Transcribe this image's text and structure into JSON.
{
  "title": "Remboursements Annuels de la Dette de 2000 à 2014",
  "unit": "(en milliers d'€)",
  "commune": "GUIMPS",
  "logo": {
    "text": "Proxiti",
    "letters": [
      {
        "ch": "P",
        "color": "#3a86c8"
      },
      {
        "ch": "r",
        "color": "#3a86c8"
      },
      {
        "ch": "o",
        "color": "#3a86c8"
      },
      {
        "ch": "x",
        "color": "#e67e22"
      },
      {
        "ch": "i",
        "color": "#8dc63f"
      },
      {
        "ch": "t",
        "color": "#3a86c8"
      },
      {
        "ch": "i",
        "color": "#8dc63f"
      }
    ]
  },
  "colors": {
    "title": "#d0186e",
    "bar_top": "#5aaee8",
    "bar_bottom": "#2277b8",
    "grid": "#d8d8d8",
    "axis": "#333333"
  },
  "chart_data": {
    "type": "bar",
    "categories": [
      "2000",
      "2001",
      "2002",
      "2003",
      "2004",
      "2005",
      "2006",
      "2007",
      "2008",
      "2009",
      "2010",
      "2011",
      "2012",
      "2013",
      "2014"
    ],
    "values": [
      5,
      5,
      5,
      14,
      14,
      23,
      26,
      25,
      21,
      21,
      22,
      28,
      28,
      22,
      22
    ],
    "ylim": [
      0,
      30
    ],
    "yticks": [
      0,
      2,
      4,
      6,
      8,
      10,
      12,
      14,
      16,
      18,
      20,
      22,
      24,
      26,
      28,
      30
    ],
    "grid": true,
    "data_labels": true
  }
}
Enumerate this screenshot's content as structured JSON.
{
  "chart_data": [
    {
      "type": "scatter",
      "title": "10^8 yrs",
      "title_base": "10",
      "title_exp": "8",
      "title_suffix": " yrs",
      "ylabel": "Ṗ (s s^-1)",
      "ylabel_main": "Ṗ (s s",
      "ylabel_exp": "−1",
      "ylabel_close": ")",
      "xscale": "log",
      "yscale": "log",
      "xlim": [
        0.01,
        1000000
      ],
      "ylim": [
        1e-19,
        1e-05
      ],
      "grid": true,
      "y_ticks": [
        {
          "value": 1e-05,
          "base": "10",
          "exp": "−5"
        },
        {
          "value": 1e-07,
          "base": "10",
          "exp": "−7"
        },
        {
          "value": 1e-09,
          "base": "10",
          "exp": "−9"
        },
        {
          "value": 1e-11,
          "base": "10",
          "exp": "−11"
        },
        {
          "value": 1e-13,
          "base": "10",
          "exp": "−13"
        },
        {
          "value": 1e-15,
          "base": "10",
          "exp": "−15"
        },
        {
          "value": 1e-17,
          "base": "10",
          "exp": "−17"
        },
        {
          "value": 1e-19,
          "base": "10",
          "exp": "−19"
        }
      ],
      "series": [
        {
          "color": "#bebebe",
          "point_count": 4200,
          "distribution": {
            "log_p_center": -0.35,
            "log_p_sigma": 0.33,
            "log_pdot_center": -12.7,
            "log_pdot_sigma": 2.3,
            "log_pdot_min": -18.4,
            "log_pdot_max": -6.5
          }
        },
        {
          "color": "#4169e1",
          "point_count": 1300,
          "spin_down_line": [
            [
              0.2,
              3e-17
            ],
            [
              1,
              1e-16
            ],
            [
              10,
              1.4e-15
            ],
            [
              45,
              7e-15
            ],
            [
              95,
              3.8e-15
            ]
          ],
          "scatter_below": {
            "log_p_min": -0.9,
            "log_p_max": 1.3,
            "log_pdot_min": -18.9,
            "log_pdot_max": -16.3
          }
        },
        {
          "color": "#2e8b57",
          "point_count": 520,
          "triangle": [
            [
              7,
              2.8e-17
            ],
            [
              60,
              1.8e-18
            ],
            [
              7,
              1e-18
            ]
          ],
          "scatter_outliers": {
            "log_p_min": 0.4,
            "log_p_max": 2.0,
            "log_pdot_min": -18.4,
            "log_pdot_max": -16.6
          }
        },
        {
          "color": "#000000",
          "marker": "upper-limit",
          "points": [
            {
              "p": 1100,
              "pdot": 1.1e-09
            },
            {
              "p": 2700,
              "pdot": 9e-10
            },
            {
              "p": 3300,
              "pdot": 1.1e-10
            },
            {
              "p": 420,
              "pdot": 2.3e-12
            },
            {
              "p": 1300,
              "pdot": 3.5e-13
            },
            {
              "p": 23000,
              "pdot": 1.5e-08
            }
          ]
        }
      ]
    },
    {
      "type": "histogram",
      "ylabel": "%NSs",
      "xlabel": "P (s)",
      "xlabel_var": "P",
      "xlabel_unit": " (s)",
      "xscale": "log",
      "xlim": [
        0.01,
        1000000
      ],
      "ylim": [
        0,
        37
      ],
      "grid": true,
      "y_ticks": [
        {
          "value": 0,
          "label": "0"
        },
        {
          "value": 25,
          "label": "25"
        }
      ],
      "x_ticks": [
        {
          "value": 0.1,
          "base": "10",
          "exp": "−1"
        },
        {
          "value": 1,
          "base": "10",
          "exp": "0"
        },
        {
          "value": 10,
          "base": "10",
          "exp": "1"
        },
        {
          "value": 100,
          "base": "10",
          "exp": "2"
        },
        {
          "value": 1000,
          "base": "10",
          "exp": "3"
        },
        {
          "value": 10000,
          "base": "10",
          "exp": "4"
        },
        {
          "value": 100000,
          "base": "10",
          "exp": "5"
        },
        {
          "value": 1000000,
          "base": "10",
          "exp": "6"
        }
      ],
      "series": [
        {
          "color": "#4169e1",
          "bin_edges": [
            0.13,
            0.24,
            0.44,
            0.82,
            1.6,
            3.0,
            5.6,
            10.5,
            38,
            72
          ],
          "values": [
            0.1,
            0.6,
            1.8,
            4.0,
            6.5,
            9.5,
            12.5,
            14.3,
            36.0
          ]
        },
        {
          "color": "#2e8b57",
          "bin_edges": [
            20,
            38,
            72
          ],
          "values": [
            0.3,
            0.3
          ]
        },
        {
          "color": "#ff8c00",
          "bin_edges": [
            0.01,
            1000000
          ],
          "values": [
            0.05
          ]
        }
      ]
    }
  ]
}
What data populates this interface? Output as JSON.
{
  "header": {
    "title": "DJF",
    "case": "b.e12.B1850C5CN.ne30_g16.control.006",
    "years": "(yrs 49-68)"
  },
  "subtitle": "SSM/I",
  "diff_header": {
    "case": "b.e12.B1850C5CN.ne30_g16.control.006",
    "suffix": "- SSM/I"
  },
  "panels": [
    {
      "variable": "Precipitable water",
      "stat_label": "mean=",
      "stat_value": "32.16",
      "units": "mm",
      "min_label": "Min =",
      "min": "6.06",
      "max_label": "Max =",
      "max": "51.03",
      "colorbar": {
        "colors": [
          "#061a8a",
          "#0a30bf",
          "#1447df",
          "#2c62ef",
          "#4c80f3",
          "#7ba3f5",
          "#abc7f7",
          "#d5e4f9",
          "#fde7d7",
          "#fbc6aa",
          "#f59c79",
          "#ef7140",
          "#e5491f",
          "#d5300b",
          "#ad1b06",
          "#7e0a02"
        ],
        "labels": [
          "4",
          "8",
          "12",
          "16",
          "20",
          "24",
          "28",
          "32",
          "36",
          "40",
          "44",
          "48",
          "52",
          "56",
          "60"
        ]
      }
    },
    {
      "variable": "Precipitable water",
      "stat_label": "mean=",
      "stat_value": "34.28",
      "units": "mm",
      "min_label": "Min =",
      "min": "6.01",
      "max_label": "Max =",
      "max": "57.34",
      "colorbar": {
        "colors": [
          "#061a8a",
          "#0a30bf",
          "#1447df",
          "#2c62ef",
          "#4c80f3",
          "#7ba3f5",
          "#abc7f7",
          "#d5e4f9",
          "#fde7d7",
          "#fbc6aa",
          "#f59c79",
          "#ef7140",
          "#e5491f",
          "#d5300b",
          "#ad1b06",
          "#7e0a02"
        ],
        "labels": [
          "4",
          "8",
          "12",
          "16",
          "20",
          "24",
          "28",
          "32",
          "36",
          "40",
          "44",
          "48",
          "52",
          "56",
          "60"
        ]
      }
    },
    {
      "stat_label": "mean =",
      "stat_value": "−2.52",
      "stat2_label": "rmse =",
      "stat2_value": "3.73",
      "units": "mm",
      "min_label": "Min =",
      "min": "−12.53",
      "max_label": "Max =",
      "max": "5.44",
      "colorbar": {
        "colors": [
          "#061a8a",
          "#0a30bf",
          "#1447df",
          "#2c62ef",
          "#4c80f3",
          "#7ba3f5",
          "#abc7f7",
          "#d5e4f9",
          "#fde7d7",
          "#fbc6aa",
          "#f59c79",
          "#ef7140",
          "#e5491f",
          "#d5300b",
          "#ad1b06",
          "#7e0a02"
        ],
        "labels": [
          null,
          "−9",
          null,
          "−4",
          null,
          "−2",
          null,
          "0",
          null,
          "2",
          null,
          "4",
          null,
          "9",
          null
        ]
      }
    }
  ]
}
------------
- [EXERCISE DESCRIPTION]: Count every line in the entries above where the word "type" appears; respond with the number alone.

- [REPLY]: 3